Find each line containing the string "TÜRKİYE". Copy it.
--- begin Data extract ---
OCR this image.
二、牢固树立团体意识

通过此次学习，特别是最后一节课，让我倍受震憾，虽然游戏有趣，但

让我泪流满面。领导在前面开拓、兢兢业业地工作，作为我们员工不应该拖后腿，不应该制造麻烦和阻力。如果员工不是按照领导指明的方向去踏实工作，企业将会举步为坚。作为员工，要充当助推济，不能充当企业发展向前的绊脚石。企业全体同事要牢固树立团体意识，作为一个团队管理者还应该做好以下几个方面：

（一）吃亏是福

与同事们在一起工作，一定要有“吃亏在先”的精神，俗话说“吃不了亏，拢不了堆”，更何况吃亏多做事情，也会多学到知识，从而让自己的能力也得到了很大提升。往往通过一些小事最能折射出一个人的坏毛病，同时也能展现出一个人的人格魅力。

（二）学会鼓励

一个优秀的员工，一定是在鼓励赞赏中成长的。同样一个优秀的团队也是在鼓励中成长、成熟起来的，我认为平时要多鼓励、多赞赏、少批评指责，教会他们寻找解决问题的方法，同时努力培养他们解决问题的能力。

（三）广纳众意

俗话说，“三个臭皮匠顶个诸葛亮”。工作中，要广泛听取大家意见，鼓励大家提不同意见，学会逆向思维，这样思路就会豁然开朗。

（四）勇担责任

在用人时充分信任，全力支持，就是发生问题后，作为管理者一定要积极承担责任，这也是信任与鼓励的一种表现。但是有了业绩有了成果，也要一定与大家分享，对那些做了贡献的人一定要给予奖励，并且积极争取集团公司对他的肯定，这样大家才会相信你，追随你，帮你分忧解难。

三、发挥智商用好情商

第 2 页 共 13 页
--- end Data extract ---
--- begin Data extract ---
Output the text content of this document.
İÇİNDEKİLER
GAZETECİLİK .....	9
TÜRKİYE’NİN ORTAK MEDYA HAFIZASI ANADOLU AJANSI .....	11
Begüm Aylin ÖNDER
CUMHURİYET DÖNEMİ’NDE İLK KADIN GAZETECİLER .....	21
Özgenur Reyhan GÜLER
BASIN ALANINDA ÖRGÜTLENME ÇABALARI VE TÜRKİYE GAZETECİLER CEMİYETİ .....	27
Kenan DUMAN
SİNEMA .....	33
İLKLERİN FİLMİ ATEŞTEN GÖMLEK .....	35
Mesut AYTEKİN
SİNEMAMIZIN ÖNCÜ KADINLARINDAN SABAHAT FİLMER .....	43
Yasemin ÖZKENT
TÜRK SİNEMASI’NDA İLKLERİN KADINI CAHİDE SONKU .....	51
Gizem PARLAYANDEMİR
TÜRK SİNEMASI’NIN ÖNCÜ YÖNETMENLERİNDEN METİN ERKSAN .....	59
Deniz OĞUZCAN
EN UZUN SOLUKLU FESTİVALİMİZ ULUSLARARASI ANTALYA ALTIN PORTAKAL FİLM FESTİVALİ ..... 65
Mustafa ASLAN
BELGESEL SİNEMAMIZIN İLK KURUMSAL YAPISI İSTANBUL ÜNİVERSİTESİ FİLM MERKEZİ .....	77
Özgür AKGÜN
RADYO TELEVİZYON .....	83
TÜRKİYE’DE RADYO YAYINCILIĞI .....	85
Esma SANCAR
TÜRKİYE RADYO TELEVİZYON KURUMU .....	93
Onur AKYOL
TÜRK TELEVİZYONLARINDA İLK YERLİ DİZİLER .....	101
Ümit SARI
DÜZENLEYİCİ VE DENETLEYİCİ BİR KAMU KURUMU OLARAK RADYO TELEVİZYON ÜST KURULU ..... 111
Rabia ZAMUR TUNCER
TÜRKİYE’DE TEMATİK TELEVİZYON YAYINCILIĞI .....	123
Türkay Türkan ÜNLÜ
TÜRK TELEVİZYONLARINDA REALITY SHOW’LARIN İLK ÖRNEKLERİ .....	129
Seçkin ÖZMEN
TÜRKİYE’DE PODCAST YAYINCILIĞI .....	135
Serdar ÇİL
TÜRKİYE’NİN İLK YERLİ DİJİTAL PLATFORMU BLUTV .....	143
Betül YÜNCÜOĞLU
--- end Data extract ---
• [Solution for this problem]
TÜRKİYE’NİN ORTAK MEDYA HAFIZASI ANADOLU AJANSI .....	11
BASIN ALANINDA ÖRGÜTLENME ÇABALARI VE TÜRKİYE GAZETECİLER CEMİYETİ .....	27
TÜRKİYE’DE RADYO YAYINCILIĞI .....	85
TÜRKİYE RADYO TELEVİZYON KURUMU .....	93
TÜRKİYE’DE TEMATİK TELEVİZYON YAYINCILIĞI .....	123
TÜRKİYE’DE PODCAST YAYINCILIĞI .....	135
TÜRKİYE’NİN İLK YERLİ DİJİTAL PLATFORMU BLUTV .....	143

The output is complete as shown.